Stored dataset items
┄┄┄┄┄┄┄┄┄┄
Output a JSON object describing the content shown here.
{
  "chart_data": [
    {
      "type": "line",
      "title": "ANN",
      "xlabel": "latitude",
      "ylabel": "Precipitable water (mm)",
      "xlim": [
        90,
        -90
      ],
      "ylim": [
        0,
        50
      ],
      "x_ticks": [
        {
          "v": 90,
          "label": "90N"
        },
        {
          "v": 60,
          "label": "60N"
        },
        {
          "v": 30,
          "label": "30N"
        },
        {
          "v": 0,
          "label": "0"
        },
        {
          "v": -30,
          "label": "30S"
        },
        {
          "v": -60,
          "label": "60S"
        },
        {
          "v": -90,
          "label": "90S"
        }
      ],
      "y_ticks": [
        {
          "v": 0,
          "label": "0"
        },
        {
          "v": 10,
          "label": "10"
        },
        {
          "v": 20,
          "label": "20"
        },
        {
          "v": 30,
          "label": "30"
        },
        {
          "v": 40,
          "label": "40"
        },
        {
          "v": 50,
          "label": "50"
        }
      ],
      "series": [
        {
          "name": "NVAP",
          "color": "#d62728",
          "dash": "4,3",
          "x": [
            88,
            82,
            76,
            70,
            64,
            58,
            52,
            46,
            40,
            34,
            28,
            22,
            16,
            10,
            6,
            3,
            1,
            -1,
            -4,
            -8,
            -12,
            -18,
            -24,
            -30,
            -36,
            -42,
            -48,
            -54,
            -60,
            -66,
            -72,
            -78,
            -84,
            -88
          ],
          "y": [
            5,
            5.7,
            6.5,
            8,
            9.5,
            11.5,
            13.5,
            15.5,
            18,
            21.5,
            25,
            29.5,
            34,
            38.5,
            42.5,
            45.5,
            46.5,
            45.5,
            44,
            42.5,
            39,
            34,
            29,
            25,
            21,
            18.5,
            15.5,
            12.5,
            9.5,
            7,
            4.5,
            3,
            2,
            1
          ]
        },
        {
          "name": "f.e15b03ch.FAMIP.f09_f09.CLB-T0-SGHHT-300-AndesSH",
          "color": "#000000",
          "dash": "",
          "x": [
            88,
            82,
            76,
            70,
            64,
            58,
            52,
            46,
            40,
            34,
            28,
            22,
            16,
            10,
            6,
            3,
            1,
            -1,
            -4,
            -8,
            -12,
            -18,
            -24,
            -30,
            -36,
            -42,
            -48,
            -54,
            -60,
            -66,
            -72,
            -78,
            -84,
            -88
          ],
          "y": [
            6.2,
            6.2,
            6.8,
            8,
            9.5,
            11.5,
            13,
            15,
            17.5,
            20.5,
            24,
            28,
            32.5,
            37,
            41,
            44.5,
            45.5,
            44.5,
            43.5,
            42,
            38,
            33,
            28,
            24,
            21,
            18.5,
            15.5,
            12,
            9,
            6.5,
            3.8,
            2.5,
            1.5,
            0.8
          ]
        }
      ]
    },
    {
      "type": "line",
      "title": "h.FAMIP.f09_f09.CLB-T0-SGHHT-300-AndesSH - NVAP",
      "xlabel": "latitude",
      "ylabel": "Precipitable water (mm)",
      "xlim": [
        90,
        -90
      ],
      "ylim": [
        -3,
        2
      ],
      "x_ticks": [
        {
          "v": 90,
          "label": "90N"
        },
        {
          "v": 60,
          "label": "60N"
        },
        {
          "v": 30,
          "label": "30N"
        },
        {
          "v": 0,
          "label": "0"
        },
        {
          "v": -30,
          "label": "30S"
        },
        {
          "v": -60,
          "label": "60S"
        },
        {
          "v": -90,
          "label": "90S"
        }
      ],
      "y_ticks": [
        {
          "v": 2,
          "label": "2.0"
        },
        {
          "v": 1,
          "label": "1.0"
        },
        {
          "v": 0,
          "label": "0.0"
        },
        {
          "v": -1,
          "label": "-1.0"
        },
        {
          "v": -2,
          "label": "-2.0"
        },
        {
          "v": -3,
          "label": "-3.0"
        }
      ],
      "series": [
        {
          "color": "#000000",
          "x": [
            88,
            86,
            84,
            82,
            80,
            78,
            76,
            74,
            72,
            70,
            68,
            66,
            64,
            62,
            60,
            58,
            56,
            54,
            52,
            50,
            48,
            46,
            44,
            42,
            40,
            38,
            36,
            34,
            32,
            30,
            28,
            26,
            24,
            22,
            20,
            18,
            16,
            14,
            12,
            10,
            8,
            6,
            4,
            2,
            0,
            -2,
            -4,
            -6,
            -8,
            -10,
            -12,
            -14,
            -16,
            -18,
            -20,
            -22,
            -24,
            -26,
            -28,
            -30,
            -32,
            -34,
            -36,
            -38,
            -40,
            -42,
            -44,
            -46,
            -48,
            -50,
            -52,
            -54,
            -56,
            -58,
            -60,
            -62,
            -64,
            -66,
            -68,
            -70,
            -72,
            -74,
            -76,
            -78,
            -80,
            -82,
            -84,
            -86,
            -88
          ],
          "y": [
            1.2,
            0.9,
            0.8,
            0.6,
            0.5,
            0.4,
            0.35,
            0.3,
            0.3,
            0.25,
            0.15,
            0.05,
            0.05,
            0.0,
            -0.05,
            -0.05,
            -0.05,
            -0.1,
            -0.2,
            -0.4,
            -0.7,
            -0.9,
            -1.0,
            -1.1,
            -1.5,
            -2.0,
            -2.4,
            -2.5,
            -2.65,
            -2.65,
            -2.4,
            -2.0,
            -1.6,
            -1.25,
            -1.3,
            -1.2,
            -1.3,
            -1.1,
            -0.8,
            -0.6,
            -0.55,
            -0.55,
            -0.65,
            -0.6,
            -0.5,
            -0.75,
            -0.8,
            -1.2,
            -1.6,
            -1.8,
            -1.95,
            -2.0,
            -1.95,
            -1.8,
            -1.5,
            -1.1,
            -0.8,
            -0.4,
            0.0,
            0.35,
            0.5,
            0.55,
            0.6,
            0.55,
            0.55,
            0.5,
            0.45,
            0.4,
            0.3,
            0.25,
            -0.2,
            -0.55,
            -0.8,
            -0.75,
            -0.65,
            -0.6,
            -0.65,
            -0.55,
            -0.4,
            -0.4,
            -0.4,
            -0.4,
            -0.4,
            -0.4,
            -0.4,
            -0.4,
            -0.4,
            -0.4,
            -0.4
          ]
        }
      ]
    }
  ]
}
┄┄┄┄┄┄┄┄┄┄
Select every line of the material above holding the word "AndesSH" and copy it.

» **Output of the task**
          "name": "f.e15b03ch.FAMIP.f09_f09.CLB-T0-SGHHT-300-AndesSH",
      "title": "h.FAMIP.f09_f09.CLB-T0-SGHHT-300-AndesSH - NVAP",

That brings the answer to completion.